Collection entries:
↓

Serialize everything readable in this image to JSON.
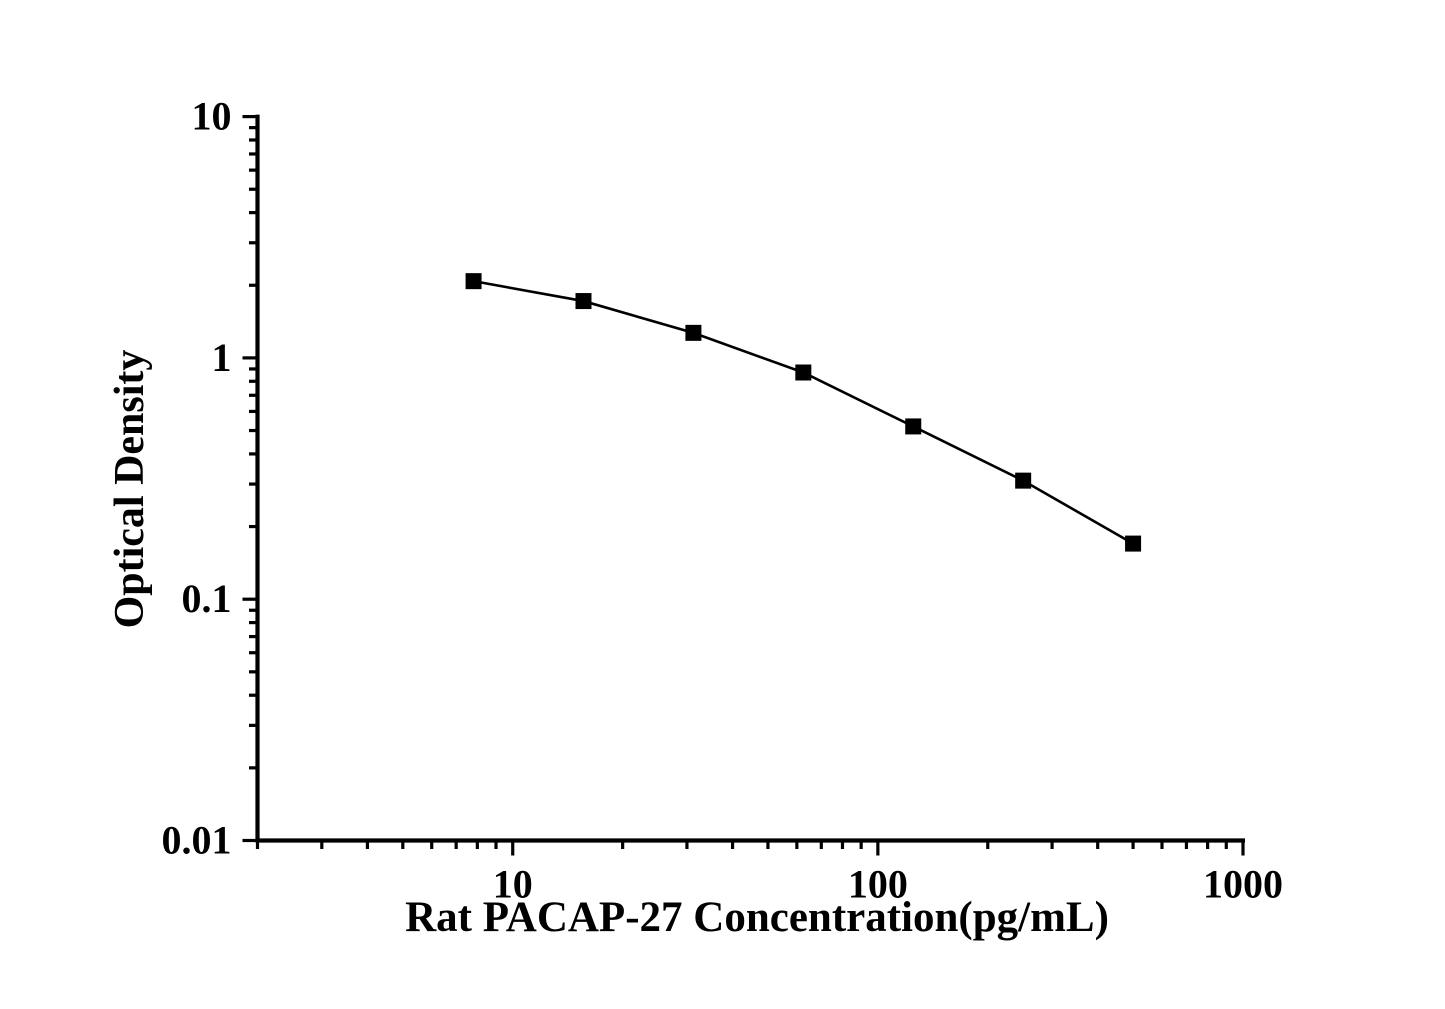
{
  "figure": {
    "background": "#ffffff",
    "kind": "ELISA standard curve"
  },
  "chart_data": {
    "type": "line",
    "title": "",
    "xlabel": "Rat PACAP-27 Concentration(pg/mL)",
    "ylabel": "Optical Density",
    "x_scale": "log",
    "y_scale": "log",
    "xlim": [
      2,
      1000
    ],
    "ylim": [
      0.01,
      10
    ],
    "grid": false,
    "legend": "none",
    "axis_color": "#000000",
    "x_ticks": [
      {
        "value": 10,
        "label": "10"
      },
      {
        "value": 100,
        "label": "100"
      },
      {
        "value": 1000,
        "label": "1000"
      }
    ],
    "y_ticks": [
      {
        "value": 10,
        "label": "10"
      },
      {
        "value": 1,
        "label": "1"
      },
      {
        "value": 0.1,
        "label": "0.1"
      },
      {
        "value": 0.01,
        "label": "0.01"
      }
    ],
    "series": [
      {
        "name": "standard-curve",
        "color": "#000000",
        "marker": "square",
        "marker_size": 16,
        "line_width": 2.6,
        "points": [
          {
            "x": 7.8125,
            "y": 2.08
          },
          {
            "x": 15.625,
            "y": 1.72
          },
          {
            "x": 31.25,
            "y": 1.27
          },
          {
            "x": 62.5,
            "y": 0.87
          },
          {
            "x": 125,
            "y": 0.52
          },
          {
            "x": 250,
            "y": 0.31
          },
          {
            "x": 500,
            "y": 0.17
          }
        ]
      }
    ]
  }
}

↑
↓

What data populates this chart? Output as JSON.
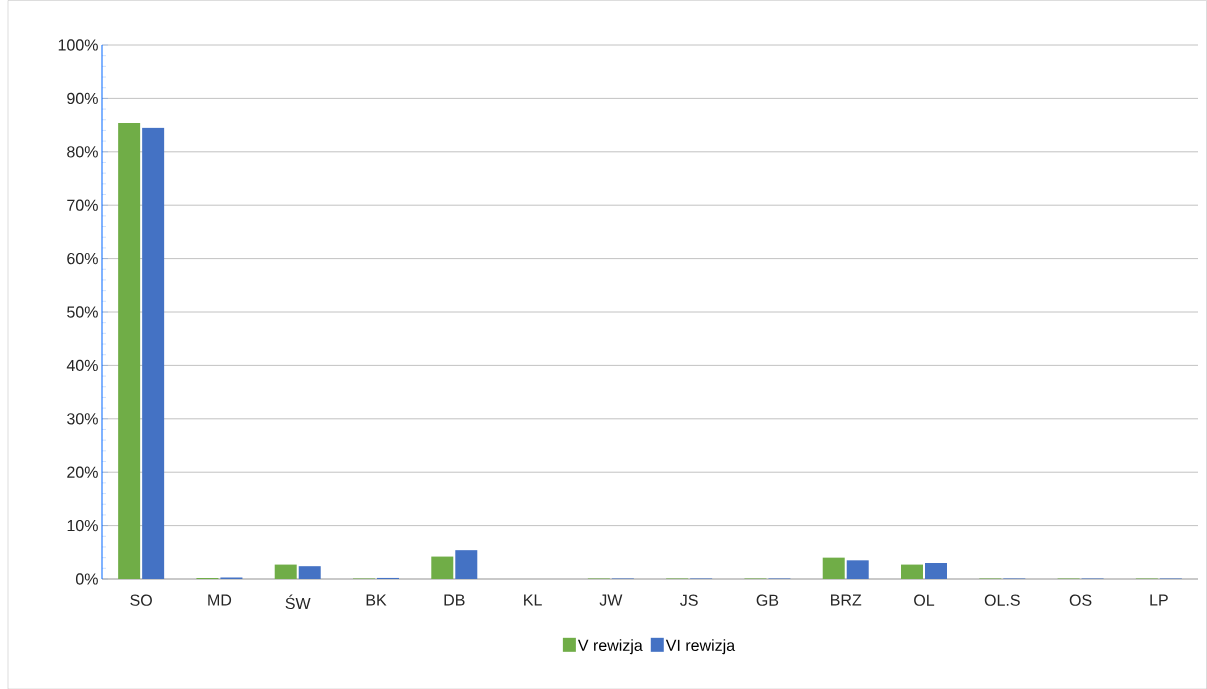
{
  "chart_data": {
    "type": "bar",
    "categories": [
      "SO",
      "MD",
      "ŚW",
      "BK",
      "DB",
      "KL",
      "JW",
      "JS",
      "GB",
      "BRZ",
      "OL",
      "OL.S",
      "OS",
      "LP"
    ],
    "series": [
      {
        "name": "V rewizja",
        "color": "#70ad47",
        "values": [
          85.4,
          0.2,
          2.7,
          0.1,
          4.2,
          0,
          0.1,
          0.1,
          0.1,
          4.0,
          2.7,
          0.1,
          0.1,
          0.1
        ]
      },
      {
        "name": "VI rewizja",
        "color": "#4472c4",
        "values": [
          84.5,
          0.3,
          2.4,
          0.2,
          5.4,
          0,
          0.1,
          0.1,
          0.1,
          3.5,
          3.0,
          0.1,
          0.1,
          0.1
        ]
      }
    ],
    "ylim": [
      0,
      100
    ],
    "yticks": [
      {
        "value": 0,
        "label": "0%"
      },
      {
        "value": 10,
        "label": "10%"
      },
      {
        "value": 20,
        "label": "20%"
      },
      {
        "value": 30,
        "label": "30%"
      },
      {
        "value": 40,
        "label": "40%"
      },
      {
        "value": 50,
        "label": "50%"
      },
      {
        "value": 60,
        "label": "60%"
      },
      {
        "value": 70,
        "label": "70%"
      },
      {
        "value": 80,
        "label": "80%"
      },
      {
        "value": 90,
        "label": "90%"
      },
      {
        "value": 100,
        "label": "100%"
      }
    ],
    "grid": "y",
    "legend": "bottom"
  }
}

↑

# [WHAT THE TASK ASKS]
On how many lines does the word "name" appear? Answer with only the number.

# [ANSWER FOR THE TASK]
3